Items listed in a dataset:
╭──

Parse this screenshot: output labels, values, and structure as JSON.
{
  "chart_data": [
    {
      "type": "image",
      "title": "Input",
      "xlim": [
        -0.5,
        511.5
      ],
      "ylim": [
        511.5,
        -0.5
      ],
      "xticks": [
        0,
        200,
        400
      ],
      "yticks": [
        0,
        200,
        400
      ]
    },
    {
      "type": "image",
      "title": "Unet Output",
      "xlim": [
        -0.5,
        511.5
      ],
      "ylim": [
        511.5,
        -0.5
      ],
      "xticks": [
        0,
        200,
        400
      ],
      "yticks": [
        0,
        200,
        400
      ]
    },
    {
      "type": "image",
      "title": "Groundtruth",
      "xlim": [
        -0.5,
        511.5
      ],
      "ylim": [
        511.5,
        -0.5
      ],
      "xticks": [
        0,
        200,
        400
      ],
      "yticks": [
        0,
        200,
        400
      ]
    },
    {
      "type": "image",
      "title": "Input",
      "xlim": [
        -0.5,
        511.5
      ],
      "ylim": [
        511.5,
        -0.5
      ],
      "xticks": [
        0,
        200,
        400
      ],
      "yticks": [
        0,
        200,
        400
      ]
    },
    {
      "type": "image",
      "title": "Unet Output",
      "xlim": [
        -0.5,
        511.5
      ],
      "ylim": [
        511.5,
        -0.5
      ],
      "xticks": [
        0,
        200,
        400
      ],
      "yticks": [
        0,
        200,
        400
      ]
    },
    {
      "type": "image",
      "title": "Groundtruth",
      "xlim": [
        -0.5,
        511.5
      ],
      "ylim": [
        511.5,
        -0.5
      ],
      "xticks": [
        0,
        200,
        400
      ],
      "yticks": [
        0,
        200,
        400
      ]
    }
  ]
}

╰──

Challenge:
Write out all of the records above exactly as they appear.

Response to the task:
Parse this screenshot: output labels, values, and structure as JSON.
{
  "chart_data": [
    {
      "type": "image",
      "title": "Input",
      "xlim": [
        -0.5,
        511.5
      ],
      "ylim": [
        511.5,
        -0.5
      ],
      "xticks": [
        0,
        200,
        400
      ],
      "yticks": [
        0,
        200,
        400
      ]
    },
    {
      "type": "image",
      "title": "Unet Output",
      "xlim": [
        -0.5,
        511.5
      ],
      "ylim": [
        511.5,
        -0.5
      ],
      "xticks": [
        0,
        200,
        400
      ],
      "yticks": [
        0,
        200,
        400
      ]
    },
    {
      "type": "image",
      "title": "Groundtruth",
      "xlim": [
        -0.5,
        511.5
      ],
      "ylim": [
        511.5,
        -0.5
      ],
      "xticks": [
        0,
        200,
        400
      ],
      "yticks": [
        0,
        200,
        400
      ]
    },
    {
      "type": "image",
      "title": "Input",
      "xlim": [
        -0.5,
        511.5
      ],
      "ylim": [
        511.5,
        -0.5
      ],
      "xticks": [
        0,
        200,
        400
      ],
      "yticks": [
        0,
        200,
        400
      ]
    },
    {
      "type": "image",
      "title": "Unet Output",
      "xlim": [
        -0.5,
        511.5
      ],
      "ylim": [
        511.5,
        -0.5
      ],
      "xticks": [
        0,
        200,
        400
      ],
      "yticks": [
        0,
        200,
        400
      ]
    },
    {
      "type": "image",
      "title": "Groundtruth",
      "xlim": [
        -0.5,
        511.5
      ],
      "ylim": [
        511.5,
        -0.5
      ],
      "xticks": [
        0,
        200,
        400
      ],
      "yticks": [
        0,
        200,
        400
      ]
    }
  ]
}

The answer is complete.